__YOUR TASK__
Copy every line of the listing below without any change.

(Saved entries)
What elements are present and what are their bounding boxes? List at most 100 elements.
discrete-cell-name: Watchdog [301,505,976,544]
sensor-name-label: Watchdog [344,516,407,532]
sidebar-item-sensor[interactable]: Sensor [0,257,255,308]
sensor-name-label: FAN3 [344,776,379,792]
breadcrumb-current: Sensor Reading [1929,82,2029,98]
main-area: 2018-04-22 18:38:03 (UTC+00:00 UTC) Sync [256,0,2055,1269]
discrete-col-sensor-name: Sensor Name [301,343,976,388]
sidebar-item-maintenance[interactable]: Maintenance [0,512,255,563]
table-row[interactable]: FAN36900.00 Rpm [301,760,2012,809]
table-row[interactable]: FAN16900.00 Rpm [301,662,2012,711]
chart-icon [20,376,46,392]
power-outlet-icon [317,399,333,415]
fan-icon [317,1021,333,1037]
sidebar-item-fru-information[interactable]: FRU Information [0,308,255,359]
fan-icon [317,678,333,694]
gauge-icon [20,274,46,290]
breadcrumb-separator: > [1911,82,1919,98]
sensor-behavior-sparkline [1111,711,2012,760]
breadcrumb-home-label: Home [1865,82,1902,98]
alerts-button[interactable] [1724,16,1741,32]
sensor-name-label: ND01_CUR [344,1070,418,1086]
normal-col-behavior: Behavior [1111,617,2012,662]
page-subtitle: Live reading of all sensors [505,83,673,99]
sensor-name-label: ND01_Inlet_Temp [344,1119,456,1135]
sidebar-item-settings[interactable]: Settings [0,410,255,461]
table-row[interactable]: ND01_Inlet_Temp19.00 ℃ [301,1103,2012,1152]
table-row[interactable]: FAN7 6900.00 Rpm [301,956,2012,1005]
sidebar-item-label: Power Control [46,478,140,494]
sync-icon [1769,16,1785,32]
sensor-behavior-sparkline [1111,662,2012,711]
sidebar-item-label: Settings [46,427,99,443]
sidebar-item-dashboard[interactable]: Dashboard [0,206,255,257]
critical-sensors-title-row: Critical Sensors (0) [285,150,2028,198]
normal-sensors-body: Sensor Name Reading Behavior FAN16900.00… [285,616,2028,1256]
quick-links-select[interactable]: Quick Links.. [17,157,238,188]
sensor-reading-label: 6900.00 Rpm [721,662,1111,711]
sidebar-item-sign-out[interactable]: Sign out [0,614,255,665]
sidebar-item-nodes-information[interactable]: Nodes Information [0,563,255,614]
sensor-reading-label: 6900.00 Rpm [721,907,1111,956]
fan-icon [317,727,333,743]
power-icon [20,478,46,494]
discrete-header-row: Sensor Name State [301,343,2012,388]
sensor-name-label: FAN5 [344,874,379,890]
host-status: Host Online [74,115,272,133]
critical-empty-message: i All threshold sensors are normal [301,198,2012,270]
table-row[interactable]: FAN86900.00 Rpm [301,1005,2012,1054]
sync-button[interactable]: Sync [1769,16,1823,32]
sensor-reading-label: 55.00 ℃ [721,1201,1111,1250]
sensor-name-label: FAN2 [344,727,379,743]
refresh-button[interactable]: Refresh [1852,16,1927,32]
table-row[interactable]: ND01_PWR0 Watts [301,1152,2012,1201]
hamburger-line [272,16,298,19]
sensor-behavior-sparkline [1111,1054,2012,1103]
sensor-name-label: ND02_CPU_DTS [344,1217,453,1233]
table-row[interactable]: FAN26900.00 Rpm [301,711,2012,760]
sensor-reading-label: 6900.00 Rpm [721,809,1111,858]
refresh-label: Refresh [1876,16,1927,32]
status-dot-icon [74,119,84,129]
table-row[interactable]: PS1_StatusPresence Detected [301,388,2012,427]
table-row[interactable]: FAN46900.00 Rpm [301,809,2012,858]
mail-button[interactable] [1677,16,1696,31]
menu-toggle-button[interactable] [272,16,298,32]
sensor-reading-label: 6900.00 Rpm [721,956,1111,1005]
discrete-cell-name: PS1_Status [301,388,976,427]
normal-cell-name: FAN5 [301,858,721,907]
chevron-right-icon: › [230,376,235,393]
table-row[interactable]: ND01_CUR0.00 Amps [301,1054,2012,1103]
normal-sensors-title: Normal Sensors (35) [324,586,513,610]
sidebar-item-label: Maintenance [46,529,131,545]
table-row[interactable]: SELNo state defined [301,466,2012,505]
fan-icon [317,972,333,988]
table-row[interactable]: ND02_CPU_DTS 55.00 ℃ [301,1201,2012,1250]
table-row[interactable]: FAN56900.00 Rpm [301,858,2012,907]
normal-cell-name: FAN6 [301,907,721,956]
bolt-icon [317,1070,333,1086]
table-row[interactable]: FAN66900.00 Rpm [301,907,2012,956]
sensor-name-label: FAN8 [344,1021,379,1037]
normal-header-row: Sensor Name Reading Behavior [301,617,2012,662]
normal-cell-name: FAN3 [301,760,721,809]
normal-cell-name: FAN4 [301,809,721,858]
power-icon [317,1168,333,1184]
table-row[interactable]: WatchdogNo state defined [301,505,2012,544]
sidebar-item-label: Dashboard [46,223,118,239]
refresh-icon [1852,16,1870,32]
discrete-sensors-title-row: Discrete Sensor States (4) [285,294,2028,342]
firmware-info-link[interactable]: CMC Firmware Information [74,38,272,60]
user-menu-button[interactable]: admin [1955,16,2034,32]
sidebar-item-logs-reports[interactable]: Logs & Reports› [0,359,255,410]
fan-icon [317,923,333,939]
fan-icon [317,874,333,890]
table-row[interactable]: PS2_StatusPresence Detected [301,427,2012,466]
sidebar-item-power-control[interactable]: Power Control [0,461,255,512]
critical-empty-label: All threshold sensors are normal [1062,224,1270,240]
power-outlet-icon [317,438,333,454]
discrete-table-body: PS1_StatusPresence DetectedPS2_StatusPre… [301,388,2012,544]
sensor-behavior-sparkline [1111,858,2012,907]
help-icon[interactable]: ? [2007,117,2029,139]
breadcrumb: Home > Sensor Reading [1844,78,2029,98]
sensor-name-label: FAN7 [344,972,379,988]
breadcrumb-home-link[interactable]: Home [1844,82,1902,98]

__WRITTEN RESPONSE__
What elements are present and what are their bounding boxes? List at most 100 elements.
discrete-cell-name: Watchdog [301,505,976,544]
sensor-name-label: Watchdog [344,516,407,532]
sidebar-item-sensor[interactable]: Sensor [0,257,255,308]
sensor-name-label: FAN3 [344,776,379,792]
breadcrumb-current: Sensor Reading [1929,82,2029,98]
main-area: 2018-04-22 18:38:03 (UTC+00:00 UTC) Sync [256,0,2055,1269]
discrete-col-sensor-name: Sensor Name [301,343,976,388]
sidebar-item-maintenance[interactable]: Maintenance [0,512,255,563]
table-row[interactable]: FAN36900.00 Rpm [301,760,2012,809]
table-row[interactable]: FAN16900.00 Rpm [301,662,2012,711]
chart-icon [20,376,46,392]
power-outlet-icon [317,399,333,415]
fan-icon [317,1021,333,1037]
sidebar-item-fru-information[interactable]: FRU Information [0,308,255,359]
fan-icon [317,678,333,694]
gauge-icon [20,274,46,290]
breadcrumb-separator: > [1911,82,1919,98]
sensor-behavior-sparkline [1111,711,2012,760]
breadcrumb-home-label: Home [1865,82,1902,98]
alerts-button[interactable] [1724,16,1741,32]
sensor-name-label: ND01_CUR [344,1070,418,1086]
normal-col-behavior: Behavior [1111,617,2012,662]
page-subtitle: Live reading of all sensors [505,83,673,99]
sensor-name-label: ND01_Inlet_Temp [344,1119,456,1135]
sidebar-item-settings[interactable]: Settings [0,410,255,461]
table-row[interactable]: ND01_Inlet_Temp19.00 ℃ [301,1103,2012,1152]
table-row[interactable]: FAN7 6900.00 Rpm [301,956,2012,1005]
sidebar-item-label: Power Control [46,478,140,494]
sync-icon [1769,16,1785,32]
sensor-behavior-sparkline [1111,662,2012,711]
sidebar-item-label: Settings [46,427,99,443]
sidebar-item-dashboard[interactable]: Dashboard [0,206,255,257]
critical-sensors-title-row: Critical Sensors (0) [285,150,2028,198]
normal-sensors-body: Sensor Name Reading Behavior FAN16900.00… [285,616,2028,1256]
quick-links-select[interactable]: Quick Links.. [17,157,238,188]
sensor-reading-label: 6900.00 Rpm [721,662,1111,711]
sidebar-item-sign-out[interactable]: Sign out [0,614,255,665]
sidebar-item-nodes-information[interactable]: Nodes Information [0,563,255,614]
sensor-reading-label: 6900.00 Rpm [721,907,1111,956]
fan-icon [317,727,333,743]
power-icon [20,478,46,494]
discrete-header-row: Sensor Name State [301,343,2012,388]
sensor-name-label: FAN5 [344,874,379,890]
host-status: Host Online [74,115,272,133]
critical-empty-message: i All threshold sensors are normal [301,198,2012,270]
table-row[interactable]: FAN86900.00 Rpm [301,1005,2012,1054]
sync-button[interactable]: Sync [1769,16,1823,32]
sensor-reading-label: 55.00 ℃ [721,1201,1111,1250]
sensor-name-label: FAN2 [344,727,379,743]
refresh-button[interactable]: Refresh [1852,16,1927,32]
table-row[interactable]: ND01_PWR0 Watts [301,1152,2012,1201]
hamburger-line [272,16,298,19]
sensor-behavior-sparkline [1111,1054,2012,1103]
sensor-name-label: ND02_CPU_DTS [344,1217,453,1233]
table-row[interactable]: FAN26900.00 Rpm [301,711,2012,760]
sensor-reading-label: 6900.00 Rpm [721,809,1111,858]
refresh-label: Refresh [1876,16,1927,32]
status-dot-icon [74,119,84,129]
table-row[interactable]: PS1_StatusPresence Detected [301,388,2012,427]
table-row[interactable]: FAN46900.00 Rpm [301,809,2012,858]
mail-button[interactable] [1677,16,1696,31]
menu-toggle-button[interactable] [272,16,298,32]
sensor-reading-label: 6900.00 Rpm [721,956,1111,1005]
discrete-cell-name: PS1_Status [301,388,976,427]
normal-cell-name: FAN5 [301,858,721,907]
chevron-right-icon: › [230,376,235,393]
table-row[interactable]: ND01_CUR0.00 Amps [301,1054,2012,1103]
normal-sensors-title: Normal Sensors (35) [324,586,513,610]
sidebar-item-label: Maintenance [46,529,131,545]
table-row[interactable]: SELNo state defined [301,466,2012,505]
fan-icon [317,972,333,988]
table-row[interactable]: ND02_CPU_DTS 55.00 ℃ [301,1201,2012,1250]
table-row[interactable]: FAN56900.00 Rpm [301,858,2012,907]
normal-cell-name: FAN6 [301,907,721,956]
bolt-icon [317,1070,333,1086]
table-row[interactable]: FAN66900.00 Rpm [301,907,2012,956]
sensor-name-label: FAN8 [344,1021,379,1037]
normal-header-row: Sensor Name Reading Behavior [301,617,2012,662]
normal-cell-name: FAN3 [301,760,721,809]
normal-cell-name: FAN4 [301,809,721,858]
power-icon [317,1168,333,1184]
table-row[interactable]: WatchdogNo state defined [301,505,2012,544]
sidebar-item-label: Dashboard [46,223,118,239]
refresh-icon [1852,16,1870,32]
discrete-sensors-title-row: Discrete Sensor States (4) [285,294,2028,342]
firmware-info-link[interactable]: CMC Firmware Information [74,38,272,60]
user-menu-button[interactable]: admin [1955,16,2034,32]
sidebar-item-logs-reports[interactable]: Logs & Reports› [0,359,255,410]
fan-icon [317,923,333,939]
fan-icon [317,874,333,890]
table-row[interactable]: PS2_StatusPresence Detected [301,427,2012,466]
sidebar-item-power-control[interactable]: Power Control [0,461,255,512]
critical-empty-label: All threshold sensors are normal [1062,224,1270,240]
power-outlet-icon [317,438,333,454]
discrete-table-body: PS1_StatusPresence DetectedPS2_StatusPre… [301,388,2012,544]
sensor-behavior-sparkline [1111,858,2012,907]
help-icon[interactable]: ? [2007,117,2029,139]
breadcrumb: Home > Sensor Reading [1844,78,2029,98]
sensor-name-label: FAN7 [344,972,379,988]
breadcrumb-home-link[interactable]: Home [1844,82,1902,98]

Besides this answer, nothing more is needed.